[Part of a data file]
* Begin *
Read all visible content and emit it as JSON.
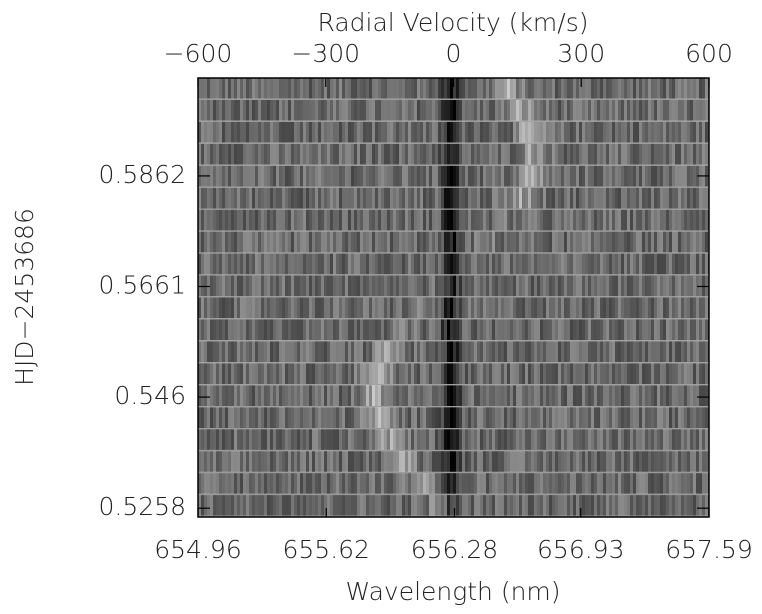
{
  "chart_data": {
    "type": "spectrogram",
    "x_label_top": "Radial Velocity (km/s)",
    "x_label": "Wavelength (nm)",
    "y_label": "HJD−2453686",
    "x2lim": [
      -600,
      600
    ],
    "x2ticks": [
      {
        "value": -600,
        "label": "−600"
      },
      {
        "value": -300,
        "label": "−300"
      },
      0,
      300,
      600
    ],
    "xlim": [
      654.96,
      657.59
    ],
    "xticks": [
      654.96,
      655.62,
      656.28,
      656.93,
      657.59
    ],
    "ylim": [
      0.5242,
      0.604
    ],
    "yticks": [
      0.5258,
      0.546,
      0.5661,
      0.5862
    ]
  }
}
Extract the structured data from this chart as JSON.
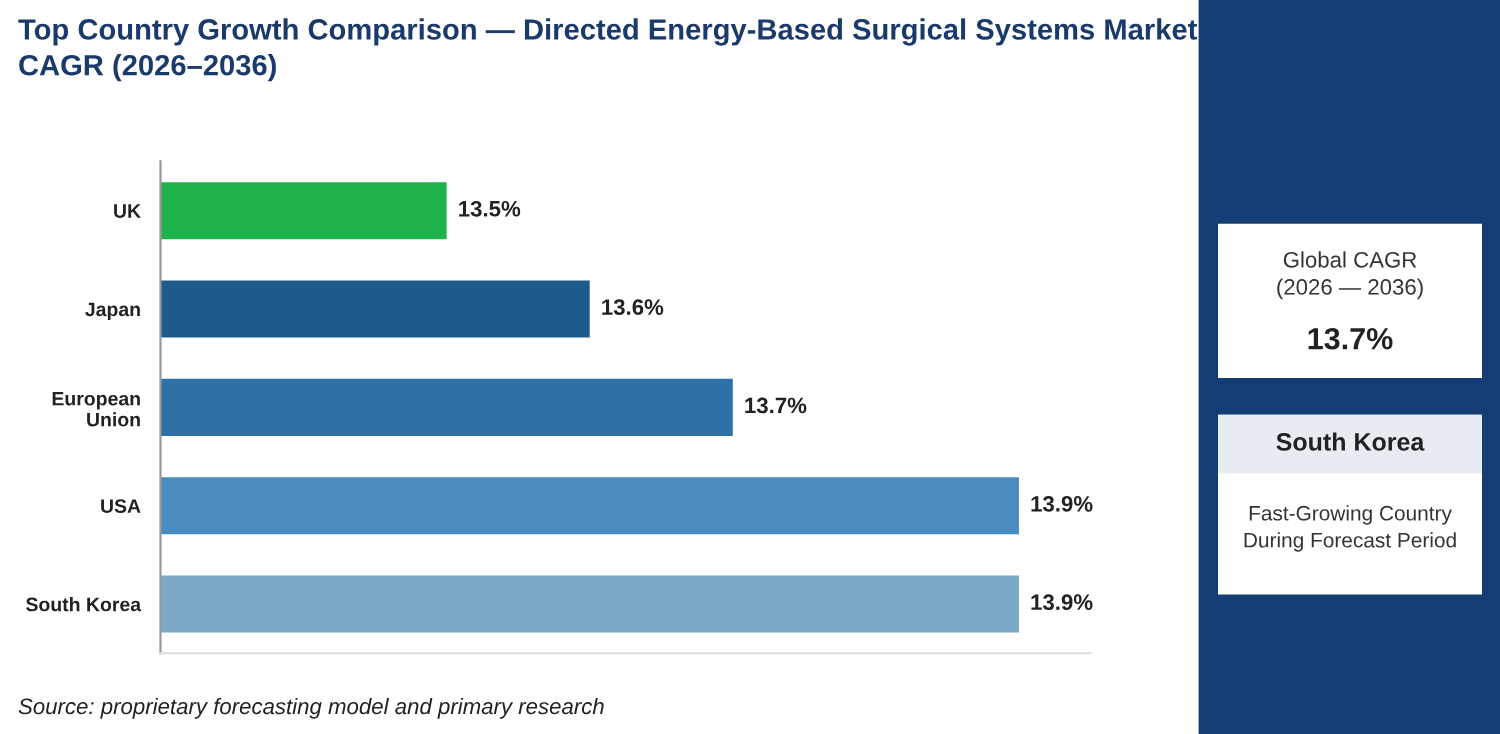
{
  "chart_data": {
    "type": "bar",
    "orientation": "horizontal",
    "title": "Top Country Growth Comparison — Directed Energy-Based Surgical Systems Market\nCAGR (2026–2036)",
    "categories": [
      "UK",
      "Japan",
      "European\nUnion",
      "USA",
      "South Korea"
    ],
    "values": [
      13.5,
      13.6,
      13.7,
      13.9,
      13.9
    ],
    "colors": [
      "#1db34a",
      "#1f5b8a",
      "#2e71a6",
      "#4a8cbf",
      "#7ba8c7"
    ],
    "xlim": [
      13.3,
      13.95
    ],
    "tick_labels": "y",
    "data_labels": true,
    "value_labels": [
      "13.5%",
      "13.6%",
      "13.7%",
      "13.9%",
      "13.9%"
    ],
    "grid": false,
    "legend": false,
    "annotations": [
      "Source: proprietary forecasting model and primary research",
      "Global CAGR\n(2026 — 2036)",
      "13.7%",
      "South Korea",
      "Fast-Growing Country\nDuring Forecast Period"
    ]
  }
}
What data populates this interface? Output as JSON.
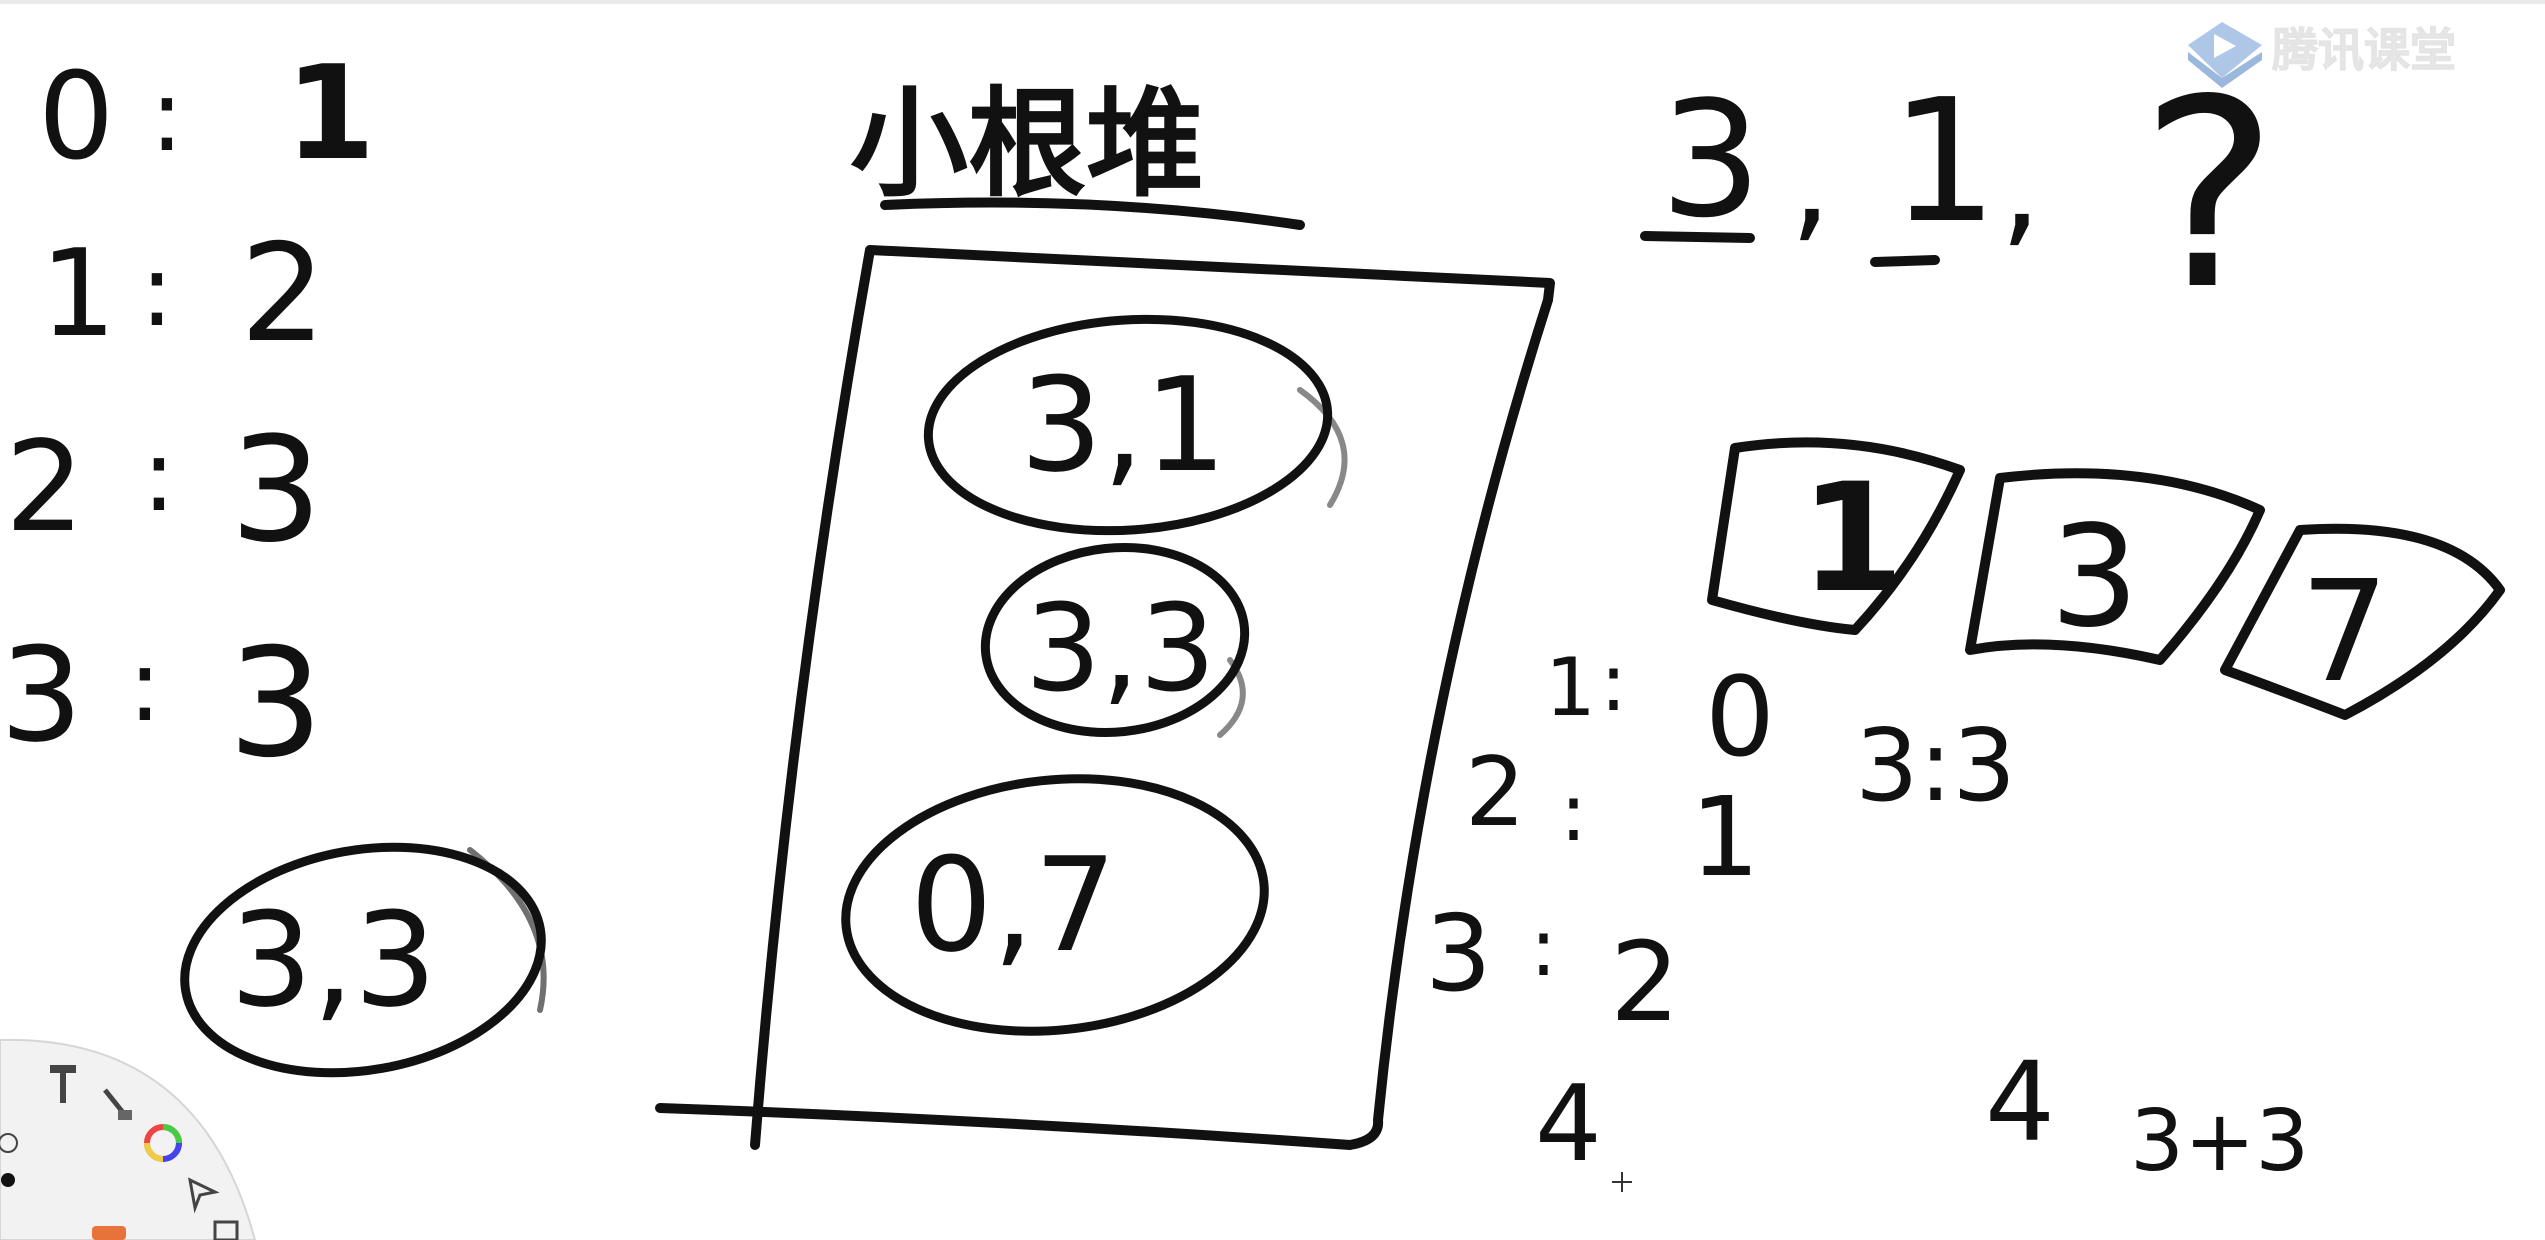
* End *
• WORK REQUIRED:
Copy out the whole listing exactly, and don't carry over any pictures.

• FINISHED TASK:
Read all visible content and emit it as JSON.
{
  "chart_data": {
    "type": "spectrogram",
    "x_label_top": "Radial Velocity (km/s)",
    "x_label": "Wavelength (nm)",
    "y_label": "HJD−2453686",
    "x2lim": [
      -600,
      600
    ],
    "x2ticks": [
      {
        "value": -600,
        "label": "−600"
      },
      {
        "value": -300,
        "label": "−300"
      },
      0,
      300,
      600
    ],
    "xlim": [
      654.96,
      657.59
    ],
    "xticks": [
      654.96,
      655.62,
      656.28,
      656.93,
      657.59
    ],
    "ylim": [
      0.5242,
      0.604
    ],
    "yticks": [
      0.5258,
      0.546,
      0.5661,
      0.5862
    ]
  }
}
Extract the structured data from this chart as JSON.
{
  "chart_data": {
    "type": "bar",
    "orientation": "horizontal",
    "title": "Top Country Growth Comparison — Directed Energy-Based Surgical Systems Market\nCAGR (2026–2036)",
    "categories": [
      "UK",
      "Japan",
      "European\nUnion",
      "USA",
      "South Korea"
    ],
    "values": [
      13.5,
      13.6,
      13.7,
      13.9,
      13.9
    ],
    "colors": [
      "#1db34a",
      "#1f5b8a",
      "#2e71a6",
      "#4a8cbf",
      "#7ba8c7"
    ],
    "xlim": [
      13.3,
      13.95
    ],
    "tick_labels": "y",
    "data_labels": true,
    "value_labels": [
      "13.5%",
      "13.6%",
      "13.7%",
      "13.9%",
      "13.9%"
    ],
    "grid": false,
    "legend": false,
    "annotations": [
      "Source: proprietary forecasting model and primary research",
      "Global CAGR\n(2026 — 2036)",
      "13.7%",
      "South Korea",
      "Fast-Growing Country\nDuring Forecast Period"
    ]
  }
}
What data populates this interface? Output as JSON.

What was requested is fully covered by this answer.